DIRECTION: Can you revise the rows starting with the line that contains "example-sentence-line: 例句：The academic" and going on through the line that contains "vocabulary-entry-heading: 2. science", replacing "essay" with "article" and leaving everything else unchanged?

Box annotation data

◇ ◇ ◇ ◇

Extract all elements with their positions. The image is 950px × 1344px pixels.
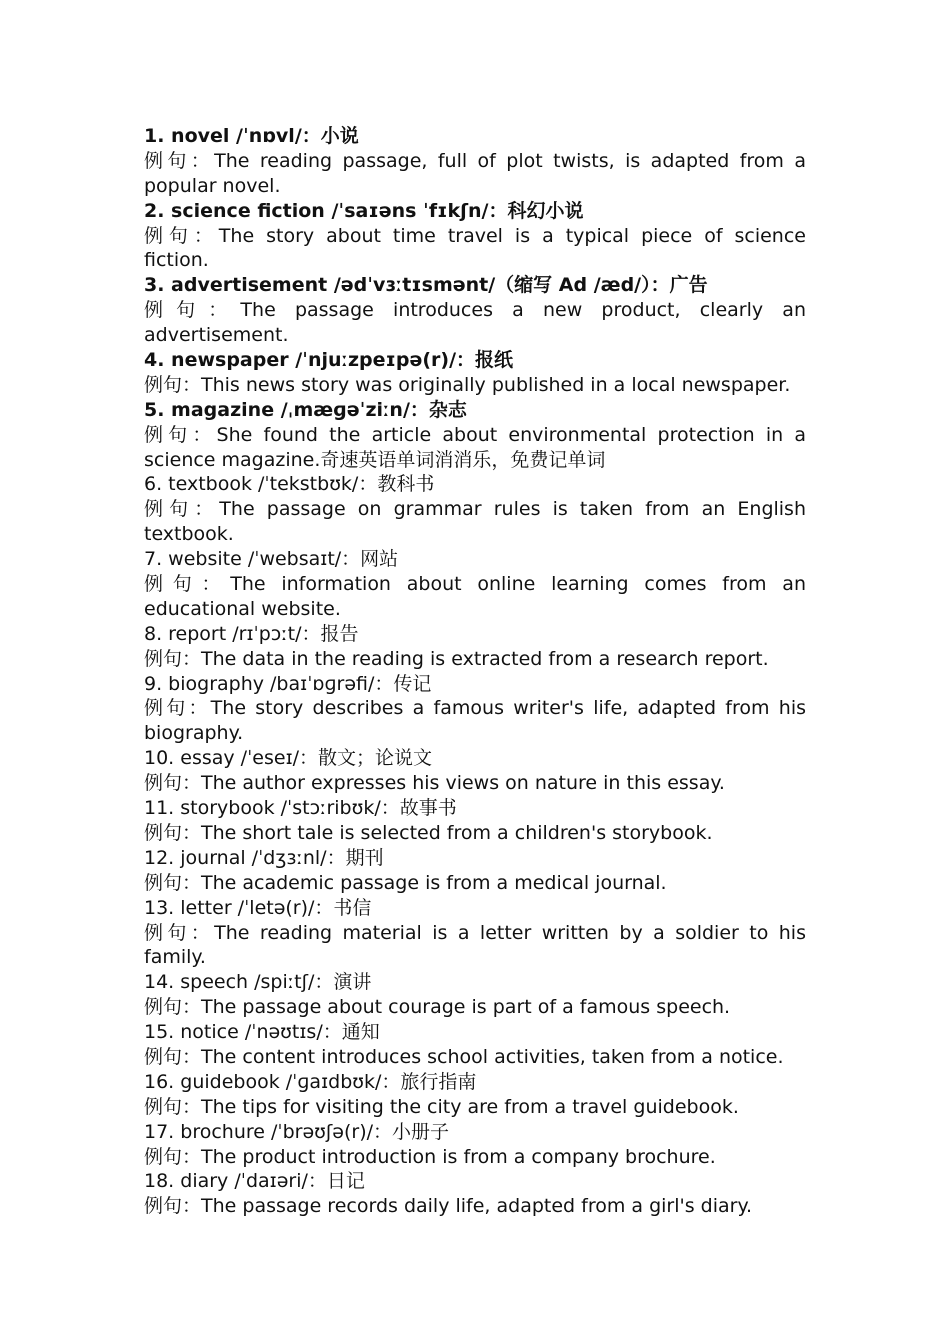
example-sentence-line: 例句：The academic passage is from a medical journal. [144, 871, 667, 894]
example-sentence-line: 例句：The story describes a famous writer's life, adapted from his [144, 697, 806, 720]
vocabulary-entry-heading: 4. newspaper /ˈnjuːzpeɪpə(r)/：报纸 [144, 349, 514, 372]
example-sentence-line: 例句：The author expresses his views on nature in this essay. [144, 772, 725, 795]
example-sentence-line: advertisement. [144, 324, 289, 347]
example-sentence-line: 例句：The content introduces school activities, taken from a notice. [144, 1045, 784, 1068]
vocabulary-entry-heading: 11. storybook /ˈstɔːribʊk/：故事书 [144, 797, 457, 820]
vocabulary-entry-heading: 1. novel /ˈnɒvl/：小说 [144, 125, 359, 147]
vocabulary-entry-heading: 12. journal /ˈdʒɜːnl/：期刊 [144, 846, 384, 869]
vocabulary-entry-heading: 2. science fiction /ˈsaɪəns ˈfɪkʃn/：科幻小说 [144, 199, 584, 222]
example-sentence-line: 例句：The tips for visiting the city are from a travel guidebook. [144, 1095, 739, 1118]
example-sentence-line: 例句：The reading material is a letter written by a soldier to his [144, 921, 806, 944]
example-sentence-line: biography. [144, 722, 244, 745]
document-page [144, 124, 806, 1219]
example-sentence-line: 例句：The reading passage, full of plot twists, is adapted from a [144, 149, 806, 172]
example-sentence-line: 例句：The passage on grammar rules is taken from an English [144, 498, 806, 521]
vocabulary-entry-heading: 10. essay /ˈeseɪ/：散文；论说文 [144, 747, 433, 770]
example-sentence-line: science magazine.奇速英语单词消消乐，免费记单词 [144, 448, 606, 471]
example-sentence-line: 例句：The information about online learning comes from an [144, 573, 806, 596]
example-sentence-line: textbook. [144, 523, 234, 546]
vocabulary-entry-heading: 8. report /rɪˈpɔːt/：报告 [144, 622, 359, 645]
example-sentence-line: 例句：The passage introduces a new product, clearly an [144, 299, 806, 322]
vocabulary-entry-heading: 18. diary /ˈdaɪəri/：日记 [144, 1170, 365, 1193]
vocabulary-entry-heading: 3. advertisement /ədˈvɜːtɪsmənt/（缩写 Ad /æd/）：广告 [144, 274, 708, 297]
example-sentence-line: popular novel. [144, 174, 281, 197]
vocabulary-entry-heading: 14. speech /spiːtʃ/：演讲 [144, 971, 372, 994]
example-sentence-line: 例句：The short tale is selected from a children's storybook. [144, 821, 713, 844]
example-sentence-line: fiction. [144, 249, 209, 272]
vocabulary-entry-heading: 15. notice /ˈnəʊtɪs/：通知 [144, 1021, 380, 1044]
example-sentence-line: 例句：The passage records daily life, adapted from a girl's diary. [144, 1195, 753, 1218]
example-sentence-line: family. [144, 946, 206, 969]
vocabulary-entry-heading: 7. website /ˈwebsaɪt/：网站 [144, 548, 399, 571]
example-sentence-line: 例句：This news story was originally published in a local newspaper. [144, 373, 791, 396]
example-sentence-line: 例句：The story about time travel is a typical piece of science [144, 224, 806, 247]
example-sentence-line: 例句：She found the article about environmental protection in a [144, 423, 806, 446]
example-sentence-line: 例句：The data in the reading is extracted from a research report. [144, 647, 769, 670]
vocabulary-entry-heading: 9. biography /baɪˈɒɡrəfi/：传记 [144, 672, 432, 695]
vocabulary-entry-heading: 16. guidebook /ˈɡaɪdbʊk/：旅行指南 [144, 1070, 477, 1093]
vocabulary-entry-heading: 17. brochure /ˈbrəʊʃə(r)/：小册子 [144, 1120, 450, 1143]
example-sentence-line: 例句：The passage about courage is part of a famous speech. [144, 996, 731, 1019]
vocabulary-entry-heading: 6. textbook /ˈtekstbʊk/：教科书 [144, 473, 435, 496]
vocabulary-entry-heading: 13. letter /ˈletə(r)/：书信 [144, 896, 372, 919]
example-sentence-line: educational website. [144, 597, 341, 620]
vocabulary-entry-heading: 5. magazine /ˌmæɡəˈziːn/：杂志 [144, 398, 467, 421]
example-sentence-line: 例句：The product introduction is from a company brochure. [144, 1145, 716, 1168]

◇ ◇ ◇ ◇

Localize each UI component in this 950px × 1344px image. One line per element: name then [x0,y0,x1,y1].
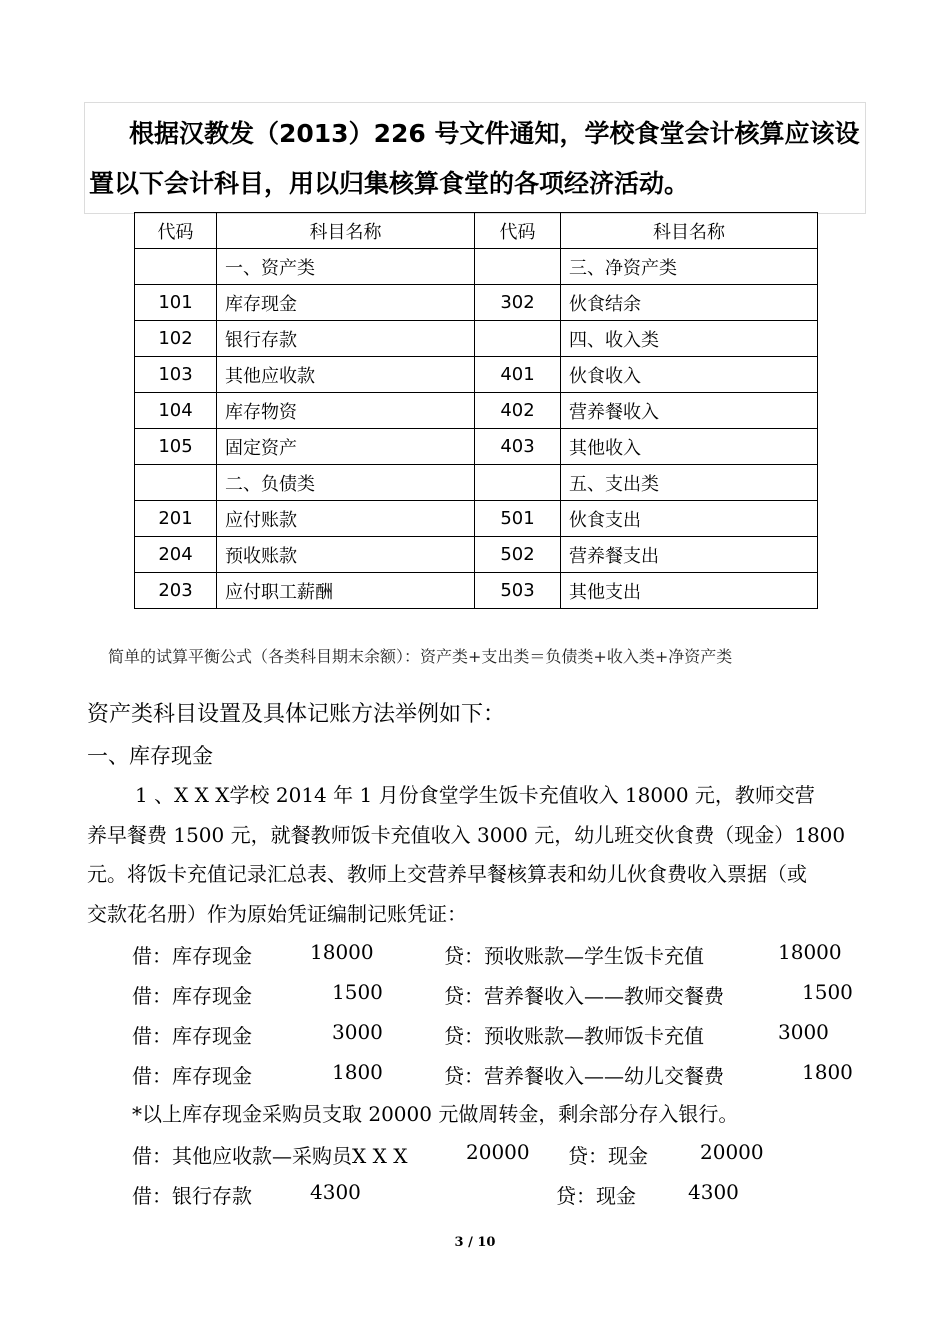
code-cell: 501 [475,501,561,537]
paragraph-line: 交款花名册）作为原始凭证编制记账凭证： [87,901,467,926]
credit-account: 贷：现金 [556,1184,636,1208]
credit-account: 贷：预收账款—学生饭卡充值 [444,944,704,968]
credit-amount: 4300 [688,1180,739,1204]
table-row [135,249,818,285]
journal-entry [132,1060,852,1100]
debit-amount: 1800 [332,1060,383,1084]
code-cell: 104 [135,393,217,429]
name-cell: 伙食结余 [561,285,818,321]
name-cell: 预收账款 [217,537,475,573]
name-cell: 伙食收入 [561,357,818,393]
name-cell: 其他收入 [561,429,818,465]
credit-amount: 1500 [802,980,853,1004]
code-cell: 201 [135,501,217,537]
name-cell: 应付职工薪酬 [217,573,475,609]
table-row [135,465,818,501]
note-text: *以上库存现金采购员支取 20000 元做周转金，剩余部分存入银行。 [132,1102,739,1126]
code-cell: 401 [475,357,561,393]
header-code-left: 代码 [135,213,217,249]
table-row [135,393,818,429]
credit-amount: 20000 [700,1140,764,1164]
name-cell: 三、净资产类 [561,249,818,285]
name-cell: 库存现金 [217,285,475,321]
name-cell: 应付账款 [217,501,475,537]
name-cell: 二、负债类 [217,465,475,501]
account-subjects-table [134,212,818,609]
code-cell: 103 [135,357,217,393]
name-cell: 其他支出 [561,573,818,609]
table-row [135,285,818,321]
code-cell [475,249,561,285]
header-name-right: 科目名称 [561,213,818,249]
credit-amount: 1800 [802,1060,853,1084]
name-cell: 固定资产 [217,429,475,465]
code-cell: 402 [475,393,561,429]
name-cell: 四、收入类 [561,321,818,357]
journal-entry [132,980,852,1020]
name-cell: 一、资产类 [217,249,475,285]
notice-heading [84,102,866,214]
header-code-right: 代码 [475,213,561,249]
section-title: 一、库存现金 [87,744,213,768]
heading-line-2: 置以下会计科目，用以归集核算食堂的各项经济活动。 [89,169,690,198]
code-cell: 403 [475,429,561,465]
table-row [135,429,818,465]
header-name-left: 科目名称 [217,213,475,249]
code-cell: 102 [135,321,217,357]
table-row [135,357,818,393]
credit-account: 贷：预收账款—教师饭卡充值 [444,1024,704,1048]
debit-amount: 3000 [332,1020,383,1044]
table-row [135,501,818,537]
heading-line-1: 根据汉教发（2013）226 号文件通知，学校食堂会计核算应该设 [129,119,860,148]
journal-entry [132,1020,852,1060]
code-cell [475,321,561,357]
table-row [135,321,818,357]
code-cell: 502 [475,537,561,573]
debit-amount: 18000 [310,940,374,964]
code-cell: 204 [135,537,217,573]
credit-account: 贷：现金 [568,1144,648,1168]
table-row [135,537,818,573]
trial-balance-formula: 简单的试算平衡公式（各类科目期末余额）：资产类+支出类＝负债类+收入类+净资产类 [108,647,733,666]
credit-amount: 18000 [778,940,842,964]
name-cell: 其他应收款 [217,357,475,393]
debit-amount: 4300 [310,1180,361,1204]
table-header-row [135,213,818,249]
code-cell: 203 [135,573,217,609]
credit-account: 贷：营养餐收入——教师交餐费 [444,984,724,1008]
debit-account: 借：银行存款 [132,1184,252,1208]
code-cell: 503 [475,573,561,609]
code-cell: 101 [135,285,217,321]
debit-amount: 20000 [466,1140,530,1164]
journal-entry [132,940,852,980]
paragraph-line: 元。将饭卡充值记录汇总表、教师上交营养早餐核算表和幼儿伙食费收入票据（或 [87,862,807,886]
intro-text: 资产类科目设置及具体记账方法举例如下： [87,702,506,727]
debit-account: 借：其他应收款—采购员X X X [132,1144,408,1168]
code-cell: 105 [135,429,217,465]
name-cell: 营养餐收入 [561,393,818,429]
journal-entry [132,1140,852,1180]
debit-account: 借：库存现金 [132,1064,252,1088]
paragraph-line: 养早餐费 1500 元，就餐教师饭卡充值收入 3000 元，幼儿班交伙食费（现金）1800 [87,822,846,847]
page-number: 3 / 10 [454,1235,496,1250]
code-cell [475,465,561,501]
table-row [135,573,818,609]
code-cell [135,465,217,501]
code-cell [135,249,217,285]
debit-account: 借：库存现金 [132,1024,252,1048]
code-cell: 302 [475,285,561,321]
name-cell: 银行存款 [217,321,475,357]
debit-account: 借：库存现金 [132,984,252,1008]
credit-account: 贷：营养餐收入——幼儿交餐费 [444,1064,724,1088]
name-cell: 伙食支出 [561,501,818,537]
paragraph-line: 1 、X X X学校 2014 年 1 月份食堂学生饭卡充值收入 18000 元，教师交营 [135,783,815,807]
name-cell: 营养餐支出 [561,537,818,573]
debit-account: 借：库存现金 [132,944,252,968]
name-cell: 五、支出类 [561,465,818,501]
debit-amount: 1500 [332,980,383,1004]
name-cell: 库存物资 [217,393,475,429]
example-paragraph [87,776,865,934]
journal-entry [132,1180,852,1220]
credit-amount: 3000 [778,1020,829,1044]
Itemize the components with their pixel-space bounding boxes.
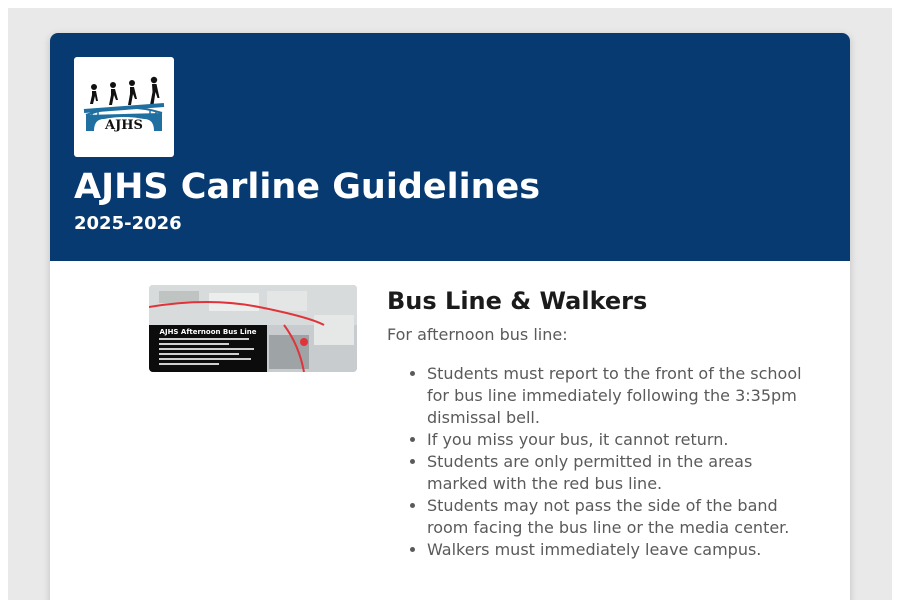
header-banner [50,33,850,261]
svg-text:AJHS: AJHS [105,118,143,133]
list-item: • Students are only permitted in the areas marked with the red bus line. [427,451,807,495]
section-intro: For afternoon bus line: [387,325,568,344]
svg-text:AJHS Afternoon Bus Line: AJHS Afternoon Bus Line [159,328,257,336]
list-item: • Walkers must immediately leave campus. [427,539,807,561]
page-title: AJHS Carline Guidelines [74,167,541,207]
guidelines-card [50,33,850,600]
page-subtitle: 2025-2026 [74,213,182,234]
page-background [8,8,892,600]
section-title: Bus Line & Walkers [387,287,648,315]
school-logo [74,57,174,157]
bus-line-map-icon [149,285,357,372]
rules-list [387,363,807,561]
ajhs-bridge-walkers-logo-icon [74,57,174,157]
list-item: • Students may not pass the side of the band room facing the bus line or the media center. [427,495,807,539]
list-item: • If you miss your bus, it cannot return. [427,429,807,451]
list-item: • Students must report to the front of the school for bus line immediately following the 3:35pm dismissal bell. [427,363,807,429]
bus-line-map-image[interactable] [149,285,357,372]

◇ ◇ ◇ ◇

WRITTEN SOLUTION:
example-sentence-line: 例句：The academic passage is from a medical journal. [144, 871, 667, 894]
example-sentence-line: 例句：The story describes a famous writer's life, adapted from his [144, 697, 806, 720]
vocabulary-entry-heading: 4. newspaper /ˈnjuːzpeɪpə(r)/：报纸 [144, 349, 514, 372]
example-sentence-line: 例句：The author expresses his views on nature in this article. [144, 772, 725, 795]
example-sentence-line: advertisement. [144, 324, 289, 347]
example-sentence-line: 例句：The content introduces school activities, taken from a notice. [144, 1045, 784, 1068]
vocabulary-entry-heading: 11. storybook /ˈstɔːribʊk/：故事书 [144, 797, 457, 820]
vocabulary-entry-heading: 1. novel /ˈnɒvl/：小说 [144, 125, 359, 147]
vocabulary-entry-heading: 12. journal /ˈdʒɜːnl/：期刊 [144, 846, 384, 869]
vocabulary-entry-heading: 2. science fiction /ˈsaɪəns ˈfɪkʃn/：科幻小说 [144, 199, 584, 222]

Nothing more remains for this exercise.